• [Element placement data]

◆ ◆ ◆

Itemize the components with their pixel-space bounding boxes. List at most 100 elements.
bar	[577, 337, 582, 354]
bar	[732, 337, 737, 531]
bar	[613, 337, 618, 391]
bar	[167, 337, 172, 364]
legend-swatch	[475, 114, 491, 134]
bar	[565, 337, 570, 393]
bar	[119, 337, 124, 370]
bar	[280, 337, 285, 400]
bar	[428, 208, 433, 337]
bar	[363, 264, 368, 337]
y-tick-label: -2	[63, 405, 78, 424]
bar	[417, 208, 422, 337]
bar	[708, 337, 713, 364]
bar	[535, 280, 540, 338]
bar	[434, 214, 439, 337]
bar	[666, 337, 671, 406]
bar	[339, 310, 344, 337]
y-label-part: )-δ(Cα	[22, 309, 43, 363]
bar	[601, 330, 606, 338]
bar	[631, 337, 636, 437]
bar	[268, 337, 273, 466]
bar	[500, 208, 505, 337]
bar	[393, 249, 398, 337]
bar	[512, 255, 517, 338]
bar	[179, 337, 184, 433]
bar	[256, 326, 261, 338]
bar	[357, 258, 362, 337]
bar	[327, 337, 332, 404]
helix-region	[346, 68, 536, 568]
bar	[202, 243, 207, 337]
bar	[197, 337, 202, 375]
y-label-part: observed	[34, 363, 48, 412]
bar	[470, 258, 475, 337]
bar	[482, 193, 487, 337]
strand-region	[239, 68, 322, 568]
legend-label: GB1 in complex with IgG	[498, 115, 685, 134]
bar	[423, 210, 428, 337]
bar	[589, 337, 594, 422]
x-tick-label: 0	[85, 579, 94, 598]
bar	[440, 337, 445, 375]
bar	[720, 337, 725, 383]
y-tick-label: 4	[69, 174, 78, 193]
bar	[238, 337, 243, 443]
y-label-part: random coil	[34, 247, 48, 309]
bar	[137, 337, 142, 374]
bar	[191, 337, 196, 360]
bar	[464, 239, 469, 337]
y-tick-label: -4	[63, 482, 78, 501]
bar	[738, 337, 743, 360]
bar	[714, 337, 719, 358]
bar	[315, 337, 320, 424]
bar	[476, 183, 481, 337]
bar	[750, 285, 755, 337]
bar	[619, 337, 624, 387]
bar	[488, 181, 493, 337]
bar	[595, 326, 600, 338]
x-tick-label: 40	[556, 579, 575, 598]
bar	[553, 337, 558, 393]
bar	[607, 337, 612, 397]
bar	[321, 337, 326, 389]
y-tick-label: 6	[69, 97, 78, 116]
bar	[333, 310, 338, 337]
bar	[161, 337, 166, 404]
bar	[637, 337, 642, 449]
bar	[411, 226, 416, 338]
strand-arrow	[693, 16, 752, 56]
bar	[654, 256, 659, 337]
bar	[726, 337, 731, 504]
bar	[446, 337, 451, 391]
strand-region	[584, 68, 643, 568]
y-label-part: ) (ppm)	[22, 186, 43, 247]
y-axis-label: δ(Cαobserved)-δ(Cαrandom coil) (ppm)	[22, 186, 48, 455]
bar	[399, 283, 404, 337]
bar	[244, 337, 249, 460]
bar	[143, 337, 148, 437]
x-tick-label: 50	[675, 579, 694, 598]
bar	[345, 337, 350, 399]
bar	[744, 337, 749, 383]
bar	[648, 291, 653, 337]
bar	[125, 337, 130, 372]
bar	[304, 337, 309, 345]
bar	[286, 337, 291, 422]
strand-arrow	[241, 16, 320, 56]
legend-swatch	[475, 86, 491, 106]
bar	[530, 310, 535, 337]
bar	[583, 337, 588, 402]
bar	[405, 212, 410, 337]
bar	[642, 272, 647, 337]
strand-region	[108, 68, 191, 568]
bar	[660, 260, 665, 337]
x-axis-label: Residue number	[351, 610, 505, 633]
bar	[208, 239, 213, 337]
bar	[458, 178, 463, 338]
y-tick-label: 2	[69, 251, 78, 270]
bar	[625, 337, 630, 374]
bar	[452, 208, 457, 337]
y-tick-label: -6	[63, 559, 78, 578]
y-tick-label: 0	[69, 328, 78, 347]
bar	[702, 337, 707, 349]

◆ ◆ ◆

• [Exercise brief] Rewrite the listing above, swapping every "strand-region" for "sheet-region" and leaving everything else unchanged.

• [Output]
Itemize the components with their pixel-space bounding boxes. List at most 100 elements.
bar	[577, 337, 582, 354]
bar	[732, 337, 737, 531]
bar	[613, 337, 618, 391]
bar	[167, 337, 172, 364]
legend-swatch	[475, 114, 491, 134]
bar	[565, 337, 570, 393]
bar	[119, 337, 124, 370]
bar	[280, 337, 285, 400]
bar	[428, 208, 433, 337]
bar	[363, 264, 368, 337]
y-tick-label: -2	[63, 405, 78, 424]
bar	[417, 208, 422, 337]
bar	[708, 337, 713, 364]
bar	[535, 280, 540, 338]
bar	[434, 214, 439, 337]
bar	[666, 337, 671, 406]
bar	[339, 310, 344, 337]
y-label-part: )-δ(Cα	[22, 309, 43, 363]
bar	[601, 330, 606, 338]
bar	[631, 337, 636, 437]
bar	[268, 337, 273, 466]
bar	[500, 208, 505, 337]
bar	[393, 249, 398, 337]
bar	[512, 255, 517, 338]
bar	[179, 337, 184, 433]
bar	[256, 326, 261, 338]
bar	[357, 258, 362, 337]
bar	[327, 337, 332, 404]
helix-region	[346, 68, 536, 568]
bar	[202, 243, 207, 337]
bar	[197, 337, 202, 375]
y-label-part: observed	[34, 363, 48, 412]
bar	[470, 258, 475, 337]
bar	[482, 193, 487, 337]
sheet-region	[239, 68, 322, 568]
legend-label: GB1 in complex with IgG	[498, 115, 685, 134]
bar	[423, 210, 428, 337]
bar	[589, 337, 594, 422]
x-tick-label: 0	[85, 579, 94, 598]
bar	[440, 337, 445, 375]
bar	[720, 337, 725, 383]
y-tick-label: 4	[69, 174, 78, 193]
bar	[238, 337, 243, 443]
y-label-part: random coil	[34, 247, 48, 309]
bar	[137, 337, 142, 374]
bar	[191, 337, 196, 360]
bar	[464, 239, 469, 337]
y-tick-label: -4	[63, 482, 78, 501]
bar	[738, 337, 743, 360]
bar	[714, 337, 719, 358]
bar	[315, 337, 320, 424]
bar	[476, 183, 481, 337]
bar	[750, 285, 755, 337]
bar	[619, 337, 624, 387]
bar	[488, 181, 493, 337]
bar	[595, 326, 600, 338]
x-tick-label: 40	[556, 579, 575, 598]
bar	[553, 337, 558, 393]
bar	[607, 337, 612, 397]
bar	[321, 337, 326, 389]
y-tick-label: 6	[69, 97, 78, 116]
bar	[333, 310, 338, 337]
bar	[161, 337, 166, 404]
bar	[637, 337, 642, 449]
bar	[411, 226, 416, 338]
strand-arrow	[693, 16, 752, 56]
bar	[654, 256, 659, 337]
bar	[726, 337, 731, 504]
bar	[446, 337, 451, 391]
sheet-region	[584, 68, 643, 568]
y-label-part: ) (ppm)	[22, 186, 43, 247]
y-axis-label: δ(Cαobserved)-δ(Cαrandom coil) (ppm)	[22, 186, 48, 455]
bar	[399, 283, 404, 337]
bar	[244, 337, 249, 460]
bar	[143, 337, 148, 437]
x-tick-label: 50	[675, 579, 694, 598]
bar	[345, 337, 350, 399]
bar	[744, 337, 749, 383]
bar	[648, 291, 653, 337]
bar	[125, 337, 130, 372]
bar	[304, 337, 309, 345]
bar	[286, 337, 291, 422]
strand-arrow	[241, 16, 320, 56]
legend-swatch	[475, 86, 491, 106]
bar	[530, 310, 535, 337]
bar	[583, 337, 588, 402]
bar	[405, 212, 410, 337]
bar	[642, 272, 647, 337]
sheet-region	[108, 68, 191, 568]
bar	[660, 260, 665, 337]
x-axis-label: Residue number	[351, 610, 505, 633]
bar	[208, 239, 213, 337]
bar	[458, 178, 463, 338]
y-tick-label: 2	[69, 251, 78, 270]
bar	[625, 337, 630, 374]
bar	[452, 208, 457, 337]
y-tick-label: -6	[63, 559, 78, 578]
y-tick-label: 0	[69, 328, 78, 347]
bar	[702, 337, 707, 349]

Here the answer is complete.